* Exercise description: Filter for the word "National" and keep each matching line.

== == ==

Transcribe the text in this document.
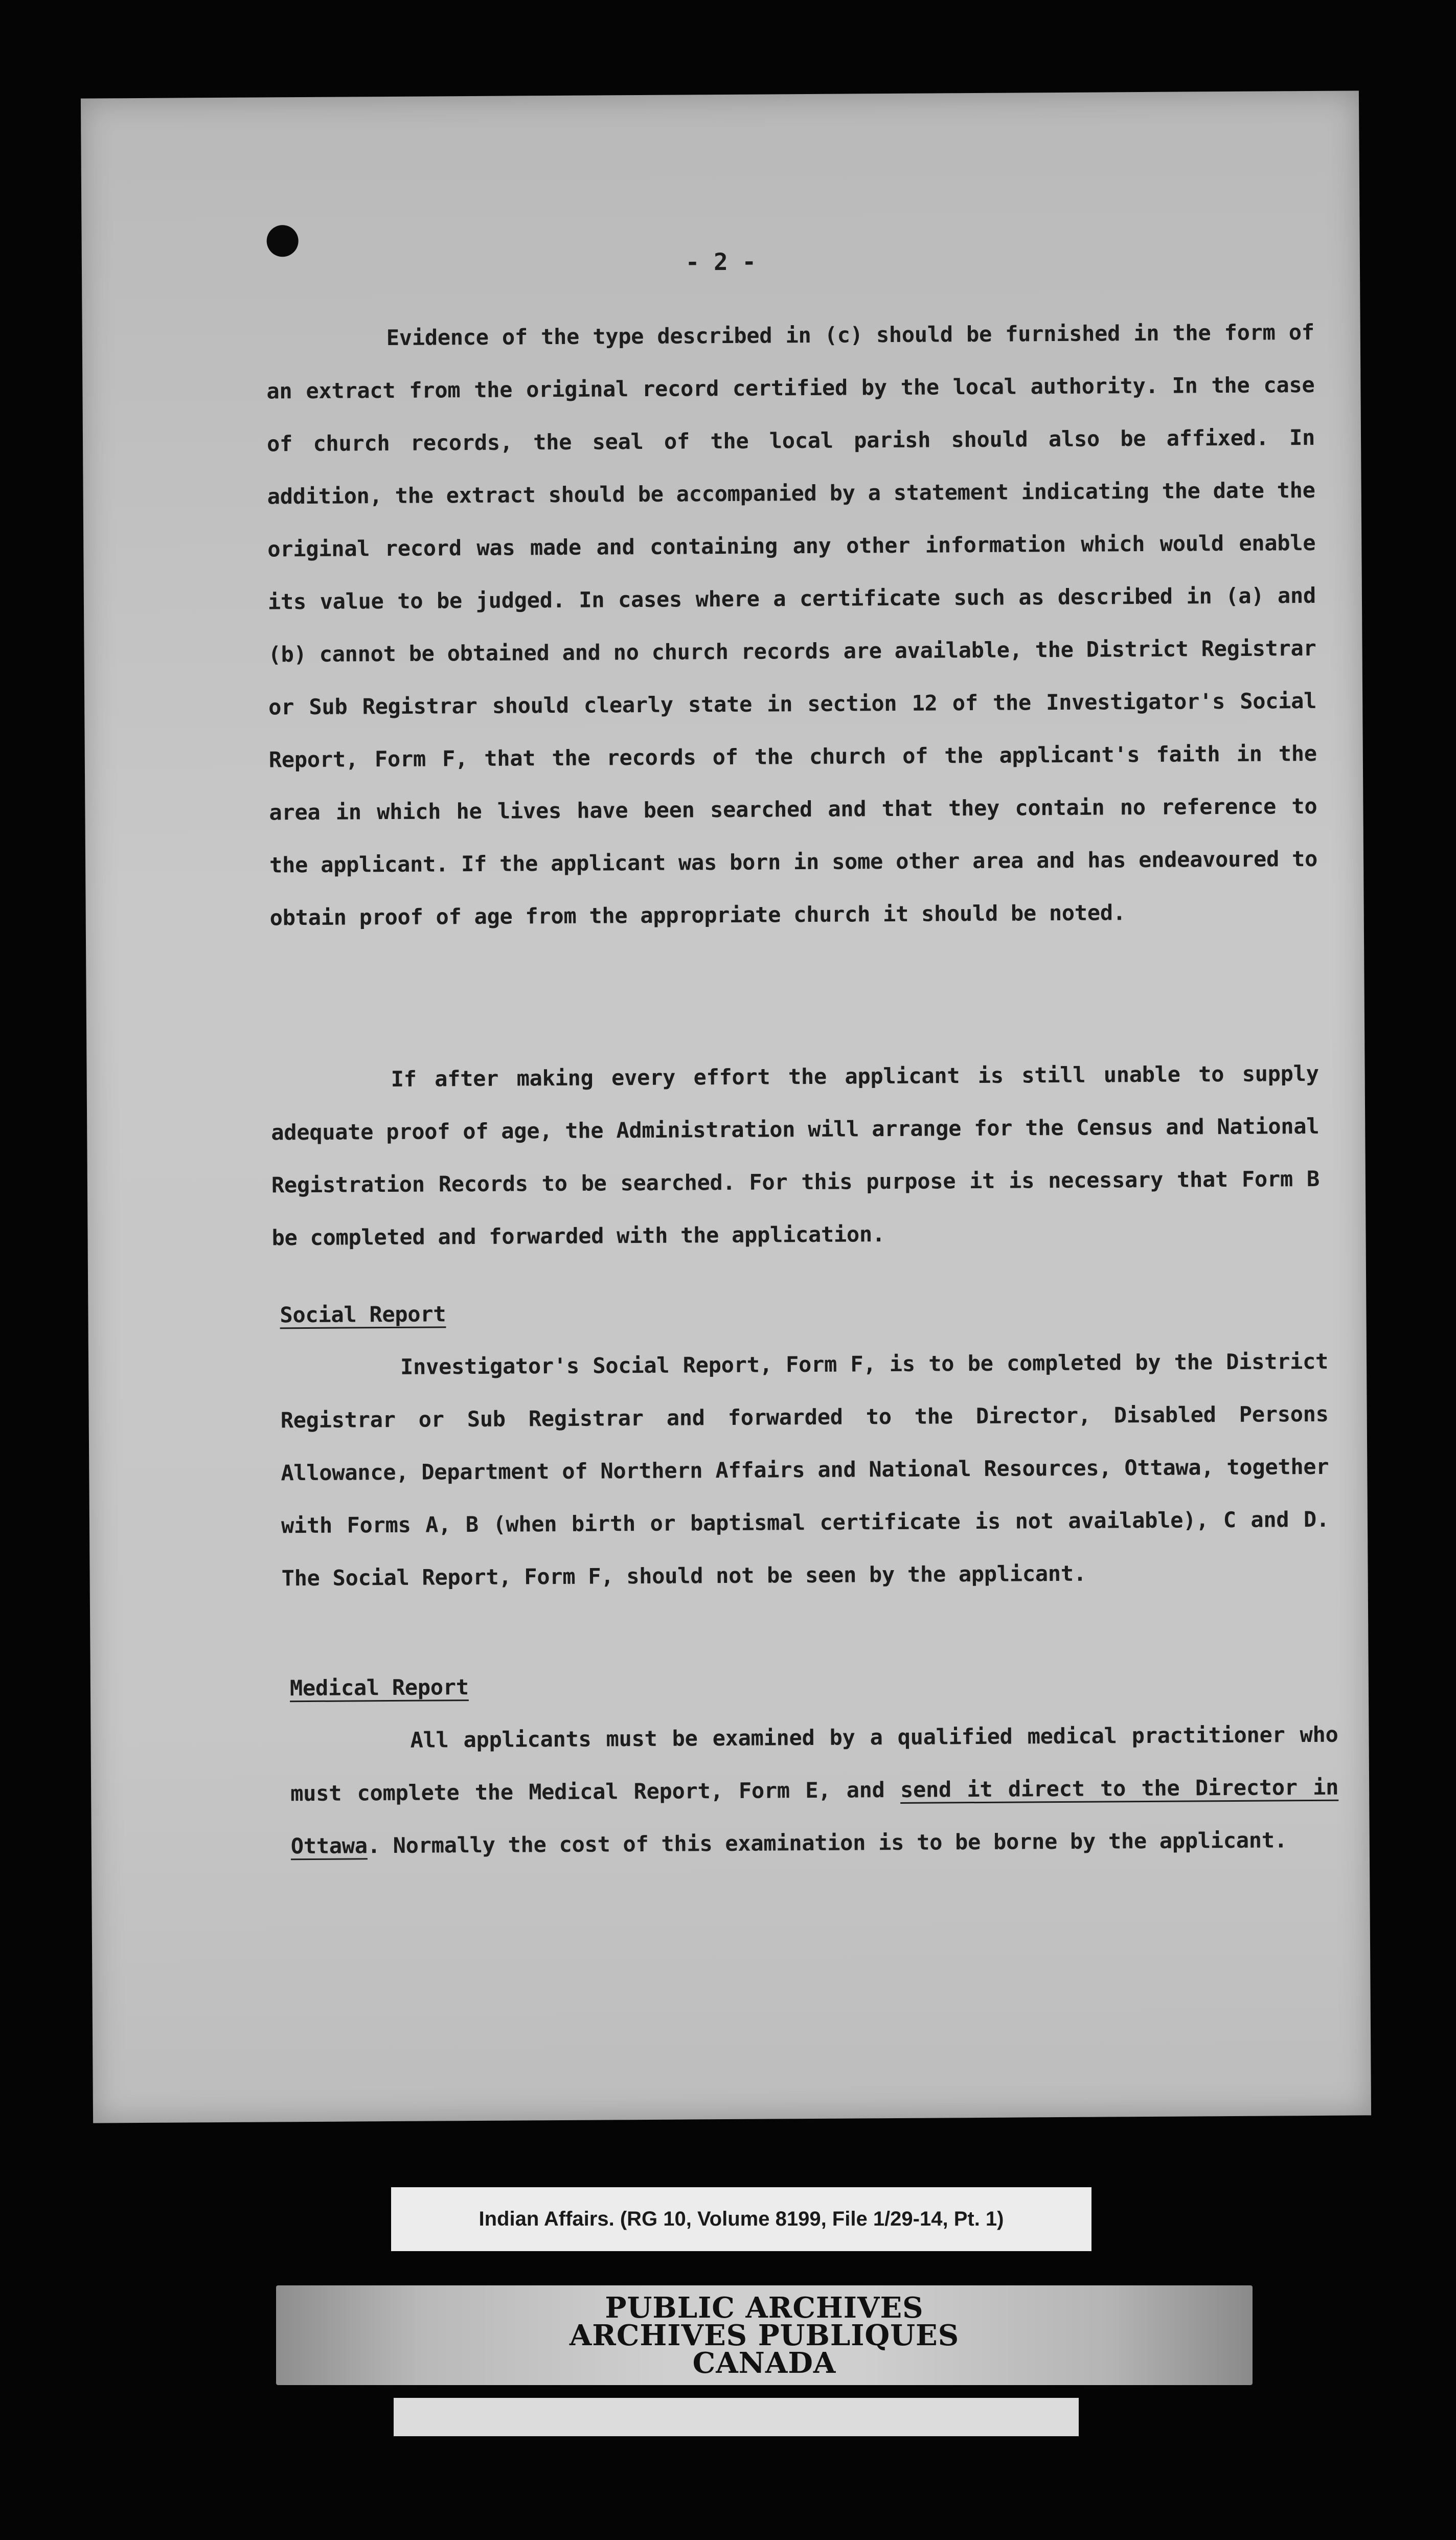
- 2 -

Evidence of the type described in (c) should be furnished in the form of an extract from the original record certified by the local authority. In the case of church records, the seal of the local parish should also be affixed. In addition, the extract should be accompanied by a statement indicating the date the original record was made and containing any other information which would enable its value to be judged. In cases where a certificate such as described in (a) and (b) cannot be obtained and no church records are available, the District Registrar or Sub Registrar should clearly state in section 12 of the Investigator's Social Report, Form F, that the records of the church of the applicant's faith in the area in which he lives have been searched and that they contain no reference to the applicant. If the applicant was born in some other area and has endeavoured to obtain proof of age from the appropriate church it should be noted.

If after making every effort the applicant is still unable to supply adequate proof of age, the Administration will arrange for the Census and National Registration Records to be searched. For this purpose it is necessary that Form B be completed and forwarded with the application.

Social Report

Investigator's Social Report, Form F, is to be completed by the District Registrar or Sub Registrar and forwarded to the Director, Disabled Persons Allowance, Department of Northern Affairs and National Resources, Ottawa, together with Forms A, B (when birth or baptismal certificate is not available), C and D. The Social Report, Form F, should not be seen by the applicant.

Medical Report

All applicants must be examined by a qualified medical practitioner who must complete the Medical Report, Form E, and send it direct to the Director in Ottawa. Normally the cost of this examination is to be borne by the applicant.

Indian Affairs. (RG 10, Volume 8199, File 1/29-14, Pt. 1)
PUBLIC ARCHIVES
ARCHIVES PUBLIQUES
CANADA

== == ==

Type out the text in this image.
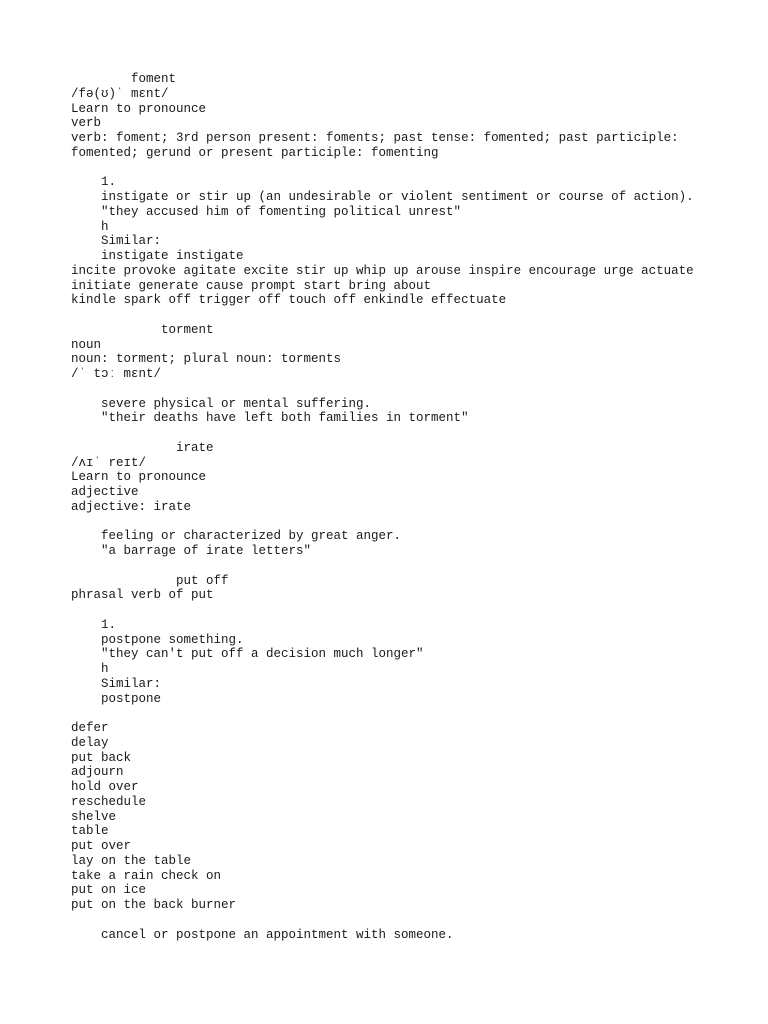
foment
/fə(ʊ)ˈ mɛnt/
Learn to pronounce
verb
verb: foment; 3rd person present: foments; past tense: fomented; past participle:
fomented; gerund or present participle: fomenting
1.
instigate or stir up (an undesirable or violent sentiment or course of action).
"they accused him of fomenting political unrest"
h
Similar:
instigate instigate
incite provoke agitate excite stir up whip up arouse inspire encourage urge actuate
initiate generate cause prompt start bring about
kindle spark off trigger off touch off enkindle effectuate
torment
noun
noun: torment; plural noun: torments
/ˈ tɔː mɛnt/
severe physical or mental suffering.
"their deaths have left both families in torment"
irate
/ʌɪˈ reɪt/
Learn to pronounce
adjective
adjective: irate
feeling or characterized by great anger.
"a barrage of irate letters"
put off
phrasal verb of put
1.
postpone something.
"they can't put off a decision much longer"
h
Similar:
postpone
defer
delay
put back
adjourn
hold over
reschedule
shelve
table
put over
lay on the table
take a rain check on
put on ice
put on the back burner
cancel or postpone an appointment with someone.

== == ==

* Solved exercise:
If after making every effort the applicant is still unable to supply adequate proof of age, the Administration will arrange for the Census and National Registration Records to be searched. For this purpose it is necessary that Form B be completed and forwarded with the application.
Investigator's Social Report, Form F, is to be completed by the District Registrar or Sub Registrar and forwarded to the Director, Disabled Persons Allowance, Department of Northern Affairs and National Resources, Ottawa, together with Forms A, B (when birth or baptismal certificate is not available), C and D. The Social Report, Form F, should not be seen by the applicant.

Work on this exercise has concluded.